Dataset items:
§
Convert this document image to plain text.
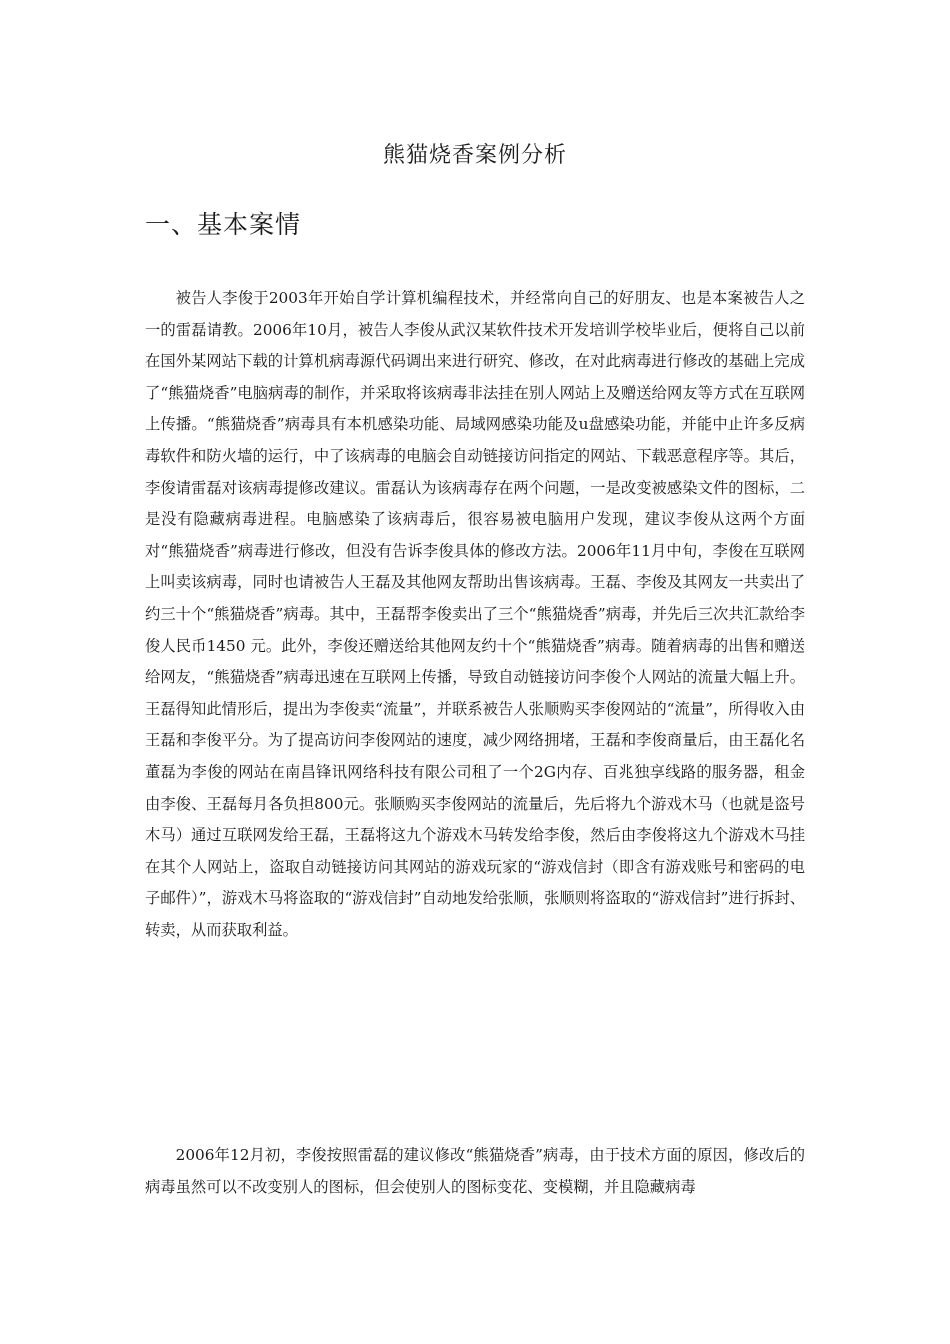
熊猫烧香案例分析
一、基本案情

被告人李俊于2003年开始自学计算机编程技术，并经常向自己的好朋友、也是本案被告人之一的雷磊请教。2006年10月，被告人李俊从武汉某软件技术开发培训学校毕业后，便将自己以前在国外某网站下载的计算机病毒源代码调出来进行研究、修改，在对此病毒进行修改的基础上完成了“熊猫烧香”电脑病毒的制作，并采取将该病毒非法挂在别人网站上及赠送给网友等方式在互联网上传播。“熊猫烧香”病毒具有本机感染功能、局域网感染功能及u盘感染功能，并能中止许多反病毒软件和防火墙的运行，中了该病毒的电脑会自动链接访问指定的网站、下载恶意程序等。其后，李俊请雷磊对该病毒提修改建议。雷磊认为该病毒存在两个问题，一是改变被感染文件的图标，二是没有隐藏病毒进程。电脑感染了该病毒后，很容易被电脑用户发现，建议李俊从这两个方面对“熊猫烧香”病毒进行修改，但没有告诉李俊具体的修改方法。2006年11月中旬，李俊在互联网上叫卖该病毒，同时也请被告人王磊及其他网友帮助出售该病毒。王磊、李俊及其网友一共卖出了约三十个“熊猫烧香”病毒。其中，王磊帮李俊卖出了三个“熊猫烧香”病毒，并先后三次共汇款给李俊人民币1450 元。此外，李俊还赠送给其他网友约十个“熊猫烧香”病毒。随着病毒的出售和赠送给网友，“熊猫烧香”病毒迅速在互联网上传播，导致自动链接访问李俊个人网站的流量大幅上升。王磊得知此情形后，提出为李俊卖“流量”，并联系被告人张顺购买李俊网站的“流量”，所得收入由王磊和李俊平分。为了提高访问李俊网站的速度，减少网络拥堵，王磊和李俊商量后，由王磊化名董磊为李俊的网站在南昌锋讯网络科技有限公司租了一个2G内存、百兆独享线路的服务器，租金由李俊、王磊每月各负担800元。张顺购买李俊网站的流量后，先后将九个游戏木马（也就是盗号木马）通过互联网发给王磊，王磊将这九个游戏木马转发给李俊，然后由李俊将这九个游戏木马挂在其个人网站上，盗取自动链接访问其网站的游戏玩家的“游戏信封（即含有游戏账号和密码的电子邮件）”，游戏木马将盗取的“游戏信封”自动地发给张顺，张顺则将盗取的“游戏信封”进行拆封、转卖，从而获取利益。

2006年12月初，李俊按照雷磊的建议修改“熊猫烧香”病毒，由于技术方面的原因，修改后的病毒虽然可以不改变别人的图标，但会使别人的图标变花、变模糊，并且隐藏病毒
§
Your objective: Return the whole listing, word for word, and leave out every picture.

Result:
Convert this document image to plain text.
熊猫烧香案例分析
一、基本案情

被告人李俊于2003年开始自学计算机编程技术，并经常向自己的好朋友、也是本案被告人之一的雷磊请教。2006年10月，被告人李俊从武汉某软件技术开发培训学校毕业后，便将自己以前在国外某网站下载的计算机病毒源代码调出来进行研究、修改，在对此病毒进行修改的基础上完成了“熊猫烧香”电脑病毒的制作，并采取将该病毒非法挂在别人网站上及赠送给网友等方式在互联网上传播。“熊猫烧香”病毒具有本机感染功能、局域网感染功能及u盘感染功能，并能中止许多反病毒软件和防火墙的运行，中了该病毒的电脑会自动链接访问指定的网站、下载恶意程序等。其后，李俊请雷磊对该病毒提修改建议。雷磊认为该病毒存在两个问题，一是改变被感染文件的图标，二是没有隐藏病毒进程。电脑感染了该病毒后，很容易被电脑用户发现，建议李俊从这两个方面对“熊猫烧香”病毒进行修改，但没有告诉李俊具体的修改方法。2006年11月中旬，李俊在互联网上叫卖该病毒，同时也请被告人王磊及其他网友帮助出售该病毒。王磊、李俊及其网友一共卖出了约三十个“熊猫烧香”病毒。其中，王磊帮李俊卖出了三个“熊猫烧香”病毒，并先后三次共汇款给李俊人民币1450 元。此外，李俊还赠送给其他网友约十个“熊猫烧香”病毒。随着病毒的出售和赠送给网友，“熊猫烧香”病毒迅速在互联网上传播，导致自动链接访问李俊个人网站的流量大幅上升。王磊得知此情形后，提出为李俊卖“流量”，并联系被告人张顺购买李俊网站的“流量”，所得收入由王磊和李俊平分。为了提高访问李俊网站的速度，减少网络拥堵，王磊和李俊商量后，由王磊化名董磊为李俊的网站在南昌锋讯网络科技有限公司租了一个2G内存、百兆独享线路的服务器，租金由李俊、王磊每月各负担800元。张顺购买李俊网站的流量后，先后将九个游戏木马（也就是盗号木马）通过互联网发给王磊，王磊将这九个游戏木马转发给李俊，然后由李俊将这九个游戏木马挂在其个人网站上，盗取自动链接访问其网站的游戏玩家的“游戏信封（即含有游戏账号和密码的电子邮件）”，游戏木马将盗取的“游戏信封”自动地发给张顺，张顺则将盗取的“游戏信封”进行拆封、转卖，从而获取利益。

2006年12月初，李俊按照雷磊的建议修改“熊猫烧香”病毒，由于技术方面的原因，修改后的病毒虽然可以不改变别人的图标，但会使别人的图标变花、变模糊，并且隐藏病毒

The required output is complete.